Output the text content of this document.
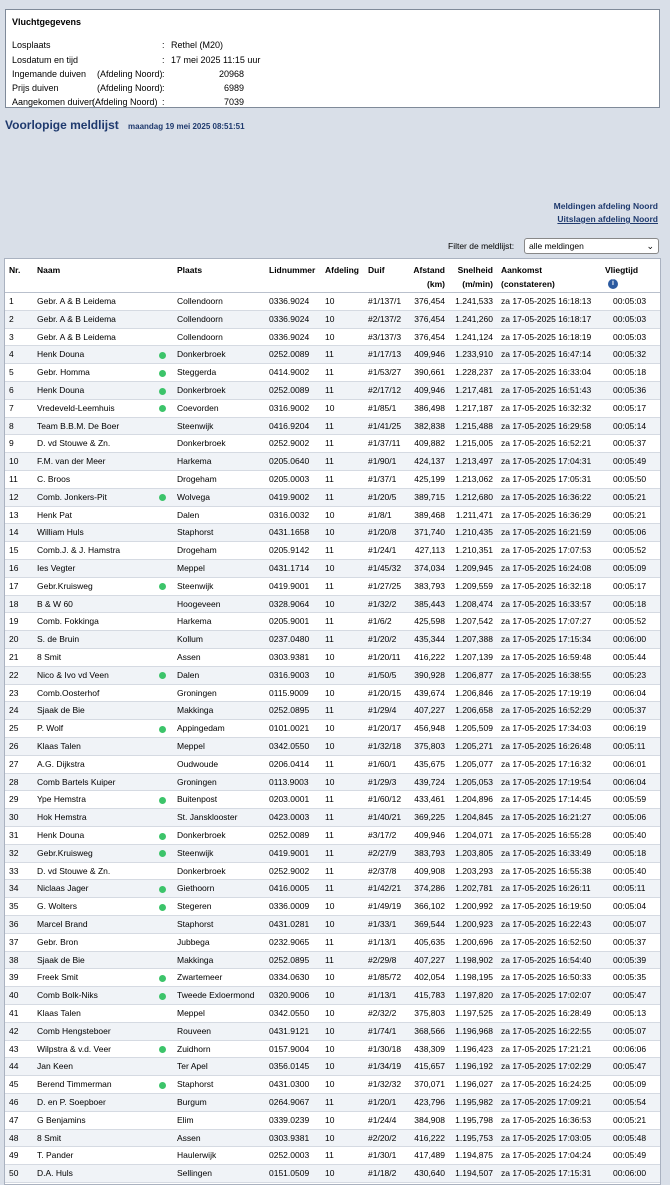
Vluchtgegevens
Losplaats	: Rethel (M20)
Losdatum en tijd	: 17 mei 2025 11:15 uur
Ingemande duiven (Afdeling Noord) :	20968
Prijs duiven	(Afdeling Noord) :	6989
Aangekomen duiven
(Afdeling Noord) :	7039
Voorlopige meldlijst maandag 19 mei 2025 08:51:51
Meldingen afdeling Noord
Uitslagen afdeling Noord
Filter de meldlijst:	alle meldingen	⌄
Nr. Naam	Plaats	Lidnummer Afdeling Duif	Afstand
(km)
Snelheid
(m/min)
Aankomst
(constateren)
Vliegtijd
i
1	Gebr. A & B Leidema	Collendoorn	0336.9024 10	#1/137/1	376,454	1.241,533 za 17-05-2025 16:18:13	00:05:03
2	Gebr. A & B Leidema	Collendoorn	0336.9024 10	#2/137/2	376,454	1.241,260 za 17-05-2025 16:18:17	00:05:03
3	Gebr. A & B Leidema	Collendoorn	0336.9024 10	#3/137/3	376,454	1.241,124 za 17-05-2025 16:18:19	00:05:03
4	Henk Douna	Donkerbroek	0252.0089 11	#1/17/13	409,946	1.233,910 za 17-05-2025 16:47:14	00:05:32
5	Gebr. Homma	Steggerda	0414.9002 11	#1/53/27	390,661	1.228,237 za 17-05-2025 16:33:04	00:05:18
6	Henk Douna	Donkerbroek	0252.0089 11	#2/17/12	409,946	1.217,481 za 17-05-2025 16:51:43	00:05:36
7	Vredeveld-Leemhuis	Coevorden	0316.9002 10	#1/85/1	386,498	1.217,187 za 17-05-2025 16:32:32	00:05:17
8	Team B.B.M. De Boer	Steenwijk	0416.9204 11	#1/41/25	382,838	1.215,488 za 17-05-2025 16:29:58	00:05:14
9	D. vd Stouwe & Zn.	Donkerbroek	0252.9002 11	#1/37/11	409,882	1.215,005 za 17-05-2025 16:52:21	00:05:37
10 F.M. van der Meer	Harkema	0205.0640 11	#1/90/1	424,137	1.213,497 za 17-05-2025 17:04:31	00:05:49
11 C. Broos	Drogeham	0205.0003 11	#1/37/1	425,199	1.213,062 za 17-05-2025 17:05:31	00:05:50
12 Comb. Jonkers-Pit	Wolvega	0419.9002 11	#1/20/5	389,715	1.212,680 za 17-05-2025 16:36:22	00:05:21
13 Henk Pat	Dalen	0316.0032 10	#1/8/1	389,468	1.211,471 za 17-05-2025 16:36:29	00:05:21
14 William Huls	Staphorst	0431.1658 10	#1/20/8	371,740	1.210,435 za 17-05-2025 16:21:59	00:05:06
15 Comb.J. & J. Hamstra	Drogeham	0205.9142 11	#1/24/1	427,113	1.210,351 za 17-05-2025 17:07:53	00:05:52
16 Ies Vegter	Meppel	0431.1714 10	#1/45/32	374,034	1.209,945 za 17-05-2025 16:24:08	00:05:09
17 Gebr.Kruisweg	Steenwijk	0419.9001 11	#1/27/25	383,793	1.209,559 za 17-05-2025 16:32:18	00:05:17
18 B & W 60	Hoogeveen	0328.9064 10	#1/32/2	385,443	1.208,474 za 17-05-2025 16:33:57	00:05:18
19 Comb. Fokkinga	Harkema	0205.9001 11	#1/6/2	425,598	1.207,542 za 17-05-2025 17:07:27	00:05:52
20 S. de Bruin	Kollum	0237.0480 11	#1/20/2	435,344	1.207,388 za 17-05-2025 17:15:34	00:06:00
21 8 Smit	Assen	0303.9381 10	#1/20/11	416,222	1.207,139 za 17-05-2025 16:59:48	00:05:44
22 Nico & Ivo vd Veen	Dalen	0316.9003 10	#1/50/5	390,928	1.206,877 za 17-05-2025 16:38:55	00:05:23
23 Comb.Oosterhof	Groningen	0115.9009 10	#1/20/15	439,674	1.206,846 za 17-05-2025 17:19:19	00:06:04
24 Sjaak de Bie	Makkinga	0252.0895 11	#1/29/4	407,227	1.206,658 za 17-05-2025 16:52:29	00:05:37
25 P. Wolf	Appingedam	0101.0021 10	#1/20/17	456,948	1.205,509 za 17-05-2025 17:34:03	00:06:19
26 Klaas Talen	Meppel	0342.0550 10	#1/32/18	375,803	1.205,271 za 17-05-2025 16:26:48	00:05:11
27 A.G. Dijkstra	Oudwoude	0206.0414 11	#1/60/1	435,675	1.205,077 za 17-05-2025 17:16:32	00:06:01
28 Comb Bartels Kuiper	Groningen	0113.9003 10	#1/29/3	439,724	1.205,053 za 17-05-2025 17:19:54	00:06:04
29 Ype Hemstra	Buitenpost	0203.0001 11	#1/60/12	433,461	1.204,896 za 17-05-2025 17:14:45	00:05:59
30 Hok Hemstra	St. Jansklooster	0423.0003 11	#1/40/21	369,225	1.204,845 za 17-05-2025 16:21:27	00:05:06
31 Henk Douna	Donkerbroek	0252.0089 11	#3/17/2	409,946	1.204,071 za 17-05-2025 16:55:28	00:05:40
32 Gebr.Kruisweg	Steenwijk	0419.9001 11	#2/27/9	383,793	1.203,805 za 17-05-2025 16:33:49	00:05:18
33 D. vd Stouwe & Zn.	Donkerbroek	0252.9002 11	#2/37/8	409,908	1.203,293 za 17-05-2025 16:55:38	00:05:40
34 Niclaas Jager	Giethoorn	0416.0005 11	#1/42/21	374,286	1.202,781 za 17-05-2025 16:26:11	00:05:11
35 G. Wolters	Stegeren	0336.0009 10	#1/49/19	366,102	1.200,992 za 17-05-2025 16:19:50	00:05:04
36 Marcel Brand	Staphorst	0431.0281 10	#1/33/1	369,544	1.200,923 za 17-05-2025 16:22:43	00:05:07
37 Gebr. Bron	Jubbega	0232.9065 11	#1/13/1	405,635	1.200,696 za 17-05-2025 16:52:50	00:05:37
38 Sjaak de Bie	Makkinga	0252.0895 11	#2/29/8	407,227	1.198,902 za 17-05-2025 16:54:40	00:05:39
39 Freek Smit	Zwartemeer	0334.0630 10	#1/85/72	402,054	1.198,195 za 17-05-2025 16:50:33	00:05:35
40 Comb Bolk-Niks	Tweede Exloermond 0320.9006 10	#1/13/1	415,783	1.197,820 za 17-05-2025 17:02:07	00:05:47
41 Klaas Talen	Meppel	0342.0550 10	#2/32/2	375,803	1.197,525 za 17-05-2025 16:28:49	00:05:13
42 Comb Hengsteboer	Rouveen	0431.9121 10	#1/74/1	368,566	1.196,968 za 17-05-2025 16:22:55	00:05:07
43 Wilpstra & v.d. Veer	Zuidhorn	0157.9004 10	#1/30/18	438,309	1.196,423 za 17-05-2025 17:21:21	00:06:06
44 Jan Keen	Ter Apel	0356.0145 10	#1/34/19	415,657	1.196,192 za 17-05-2025 17:02:29	00:05:47
45 Berend Timmerman	Staphorst	0431.0300 10	#1/32/32	370,071	1.196,027 za 17-05-2025 16:24:25	00:05:09
46 D. en P. Soepboer	Burgum	0264.9067 11	#1/20/1	423,796	1.195,982 za 17-05-2025 17:09:21	00:05:54
47 G Benjamins	Elim	0339.0239 10	#1/24/4	384,908	1.195,798 za 17-05-2025 16:36:53	00:05:21
48 8 Smit	Assen	0303.9381 10	#2/20/2	416,222	1.195,753 za 17-05-2025 17:03:05	00:05:48
49 T. Pander	Haulerwijk	0252.0003 11	#1/30/1	417,489	1.194,875 za 17-05-2025 17:04:24	00:05:49
50 D.A. Huls	Sellingen	0151.0509 10	#1/18/2	430,640	1.194,507 za 17-05-2025 17:15:31	00:06:00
○ ○ ○ ○
- **AIM**: Copy out the data above exactly, except the pictures.

- **SOLVED PROBLEM**:
Output the text content of this document.
Vluchtgegevens
Losplaats	: Rethel (M20)
Losdatum en tijd	: 17 mei 2025 11:15 uur
Ingemande duiven (Afdeling Noord) :	20968
Prijs duiven	(Afdeling Noord) :	6989
Aangekomen duiven
(Afdeling Noord) :	7039
Voorlopige meldlijst maandag 19 mei 2025 08:51:51
Meldingen afdeling Noord
Uitslagen afdeling Noord
Filter de meldlijst:	alle meldingen	⌄
Nr. Naam	Plaats	Lidnummer Afdeling Duif	Afstand
(km)
Snelheid
(m/min)
Aankomst
(constateren)
Vliegtijd
i
1	Gebr. A & B Leidema	Collendoorn	0336.9024 10	#1/137/1	376,454	1.241,533 za 17-05-2025 16:18:13	00:05:03
2	Gebr. A & B Leidema	Collendoorn	0336.9024 10	#2/137/2	376,454	1.241,260 za 17-05-2025 16:18:17	00:05:03
3	Gebr. A & B Leidema	Collendoorn	0336.9024 10	#3/137/3	376,454	1.241,124 za 17-05-2025 16:18:19	00:05:03
4	Henk Douna	Donkerbroek	0252.0089 11	#1/17/13	409,946	1.233,910 za 17-05-2025 16:47:14	00:05:32
5	Gebr. Homma	Steggerda	0414.9002 11	#1/53/27	390,661	1.228,237 za 17-05-2025 16:33:04	00:05:18
6	Henk Douna	Donkerbroek	0252.0089 11	#2/17/12	409,946	1.217,481 za 17-05-2025 16:51:43	00:05:36
7	Vredeveld-Leemhuis	Coevorden	0316.9002 10	#1/85/1	386,498	1.217,187 za 17-05-2025 16:32:32	00:05:17
8	Team B.B.M. De Boer	Steenwijk	0416.9204 11	#1/41/25	382,838	1.215,488 za 17-05-2025 16:29:58	00:05:14
9	D. vd Stouwe & Zn.	Donkerbroek	0252.9002 11	#1/37/11	409,882	1.215,005 za 17-05-2025 16:52:21	00:05:37
10 F.M. van der Meer	Harkema	0205.0640 11	#1/90/1	424,137	1.213,497 za 17-05-2025 17:04:31	00:05:49
11 C. Broos	Drogeham	0205.0003 11	#1/37/1	425,199	1.213,062 za 17-05-2025 17:05:31	00:05:50
12 Comb. Jonkers-Pit	Wolvega	0419.9002 11	#1/20/5	389,715	1.212,680 za 17-05-2025 16:36:22	00:05:21
13 Henk Pat	Dalen	0316.0032 10	#1/8/1	389,468	1.211,471 za 17-05-2025 16:36:29	00:05:21
14 William Huls	Staphorst	0431.1658 10	#1/20/8	371,740	1.210,435 za 17-05-2025 16:21:59	00:05:06
15 Comb.J. & J. Hamstra	Drogeham	0205.9142 11	#1/24/1	427,113	1.210,351 za 17-05-2025 17:07:53	00:05:52
16 Ies Vegter	Meppel	0431.1714 10	#1/45/32	374,034	1.209,945 za 17-05-2025 16:24:08	00:05:09
17 Gebr.Kruisweg	Steenwijk	0419.9001 11	#1/27/25	383,793	1.209,559 za 17-05-2025 16:32:18	00:05:17
18 B & W 60	Hoogeveen	0328.9064 10	#1/32/2	385,443	1.208,474 za 17-05-2025 16:33:57	00:05:18
19 Comb. Fokkinga	Harkema	0205.9001 11	#1/6/2	425,598	1.207,542 za 17-05-2025 17:07:27	00:05:52
20 S. de Bruin	Kollum	0237.0480 11	#1/20/2	435,344	1.207,388 za 17-05-2025 17:15:34	00:06:00
21 8 Smit	Assen	0303.9381 10	#1/20/11	416,222	1.207,139 za 17-05-2025 16:59:48	00:05:44
22 Nico & Ivo vd Veen	Dalen	0316.9003 10	#1/50/5	390,928	1.206,877 za 17-05-2025 16:38:55	00:05:23
23 Comb.Oosterhof	Groningen	0115.9009 10	#1/20/15	439,674	1.206,846 za 17-05-2025 17:19:19	00:06:04
24 Sjaak de Bie	Makkinga	0252.0895 11	#1/29/4	407,227	1.206,658 za 17-05-2025 16:52:29	00:05:37
25 P. Wolf	Appingedam	0101.0021 10	#1/20/17	456,948	1.205,509 za 17-05-2025 17:34:03	00:06:19
26 Klaas Talen	Meppel	0342.0550 10	#1/32/18	375,803	1.205,271 za 17-05-2025 16:26:48	00:05:11
27 A.G. Dijkstra	Oudwoude	0206.0414 11	#1/60/1	435,675	1.205,077 za 17-05-2025 17:16:32	00:06:01
28 Comb Bartels Kuiper	Groningen	0113.9003 10	#1/29/3	439,724	1.205,053 za 17-05-2025 17:19:54	00:06:04
29 Ype Hemstra	Buitenpost	0203.0001 11	#1/60/12	433,461	1.204,896 za 17-05-2025 17:14:45	00:05:59
30 Hok Hemstra	St. Jansklooster	0423.0003 11	#1/40/21	369,225	1.204,845 za 17-05-2025 16:21:27	00:05:06
31 Henk Douna	Donkerbroek	0252.0089 11	#3/17/2	409,946	1.204,071 za 17-05-2025 16:55:28	00:05:40
32 Gebr.Kruisweg	Steenwijk	0419.9001 11	#2/27/9	383,793	1.203,805 za 17-05-2025 16:33:49	00:05:18
33 D. vd Stouwe & Zn.	Donkerbroek	0252.9002 11	#2/37/8	409,908	1.203,293 za 17-05-2025 16:55:38	00:05:40
34 Niclaas Jager	Giethoorn	0416.0005 11	#1/42/21	374,286	1.202,781 za 17-05-2025 16:26:11	00:05:11
35 G. Wolters	Stegeren	0336.0009 10	#1/49/19	366,102	1.200,992 za 17-05-2025 16:19:50	00:05:04
36 Marcel Brand	Staphorst	0431.0281 10	#1/33/1	369,544	1.200,923 za 17-05-2025 16:22:43	00:05:07
37 Gebr. Bron	Jubbega	0232.9065 11	#1/13/1	405,635	1.200,696 za 17-05-2025 16:52:50	00:05:37
38 Sjaak de Bie	Makkinga	0252.0895 11	#2/29/8	407,227	1.198,902 za 17-05-2025 16:54:40	00:05:39
39 Freek Smit	Zwartemeer	0334.0630 10	#1/85/72	402,054	1.198,195 za 17-05-2025 16:50:33	00:05:35
40 Comb Bolk-Niks	Tweede Exloermond 0320.9006 10	#1/13/1	415,783	1.197,820 za 17-05-2025 17:02:07	00:05:47
41 Klaas Talen	Meppel	0342.0550 10	#2/32/2	375,803	1.197,525 za 17-05-2025 16:28:49	00:05:13
42 Comb Hengsteboer	Rouveen	0431.9121 10	#1/74/1	368,566	1.196,968 za 17-05-2025 16:22:55	00:05:07
43 Wilpstra & v.d. Veer	Zuidhorn	0157.9004 10	#1/30/18	438,309	1.196,423 za 17-05-2025 17:21:21	00:06:06
44 Jan Keen	Ter Apel	0356.0145 10	#1/34/19	415,657	1.196,192 za 17-05-2025 17:02:29	00:05:47
45 Berend Timmerman	Staphorst	0431.0300 10	#1/32/32	370,071	1.196,027 za 17-05-2025 16:24:25	00:05:09
46 D. en P. Soepboer	Burgum	0264.9067 11	#1/20/1	423,796	1.195,982 za 17-05-2025 17:09:21	00:05:54
47 G Benjamins	Elim	0339.0239 10	#1/24/4	384,908	1.195,798 za 17-05-2025 16:36:53	00:05:21
48 8 Smit	Assen	0303.9381 10	#2/20/2	416,222	1.195,753 za 17-05-2025 17:03:05	00:05:48
49 T. Pander	Haulerwijk	0252.0003 11	#1/30/1	417,489	1.194,875 za 17-05-2025 17:04:24	00:05:49
50 D.A. Huls	Sellingen	0151.0509 10	#1/18/2	430,640	1.194,507 za 17-05-2025 17:15:31	00:06:00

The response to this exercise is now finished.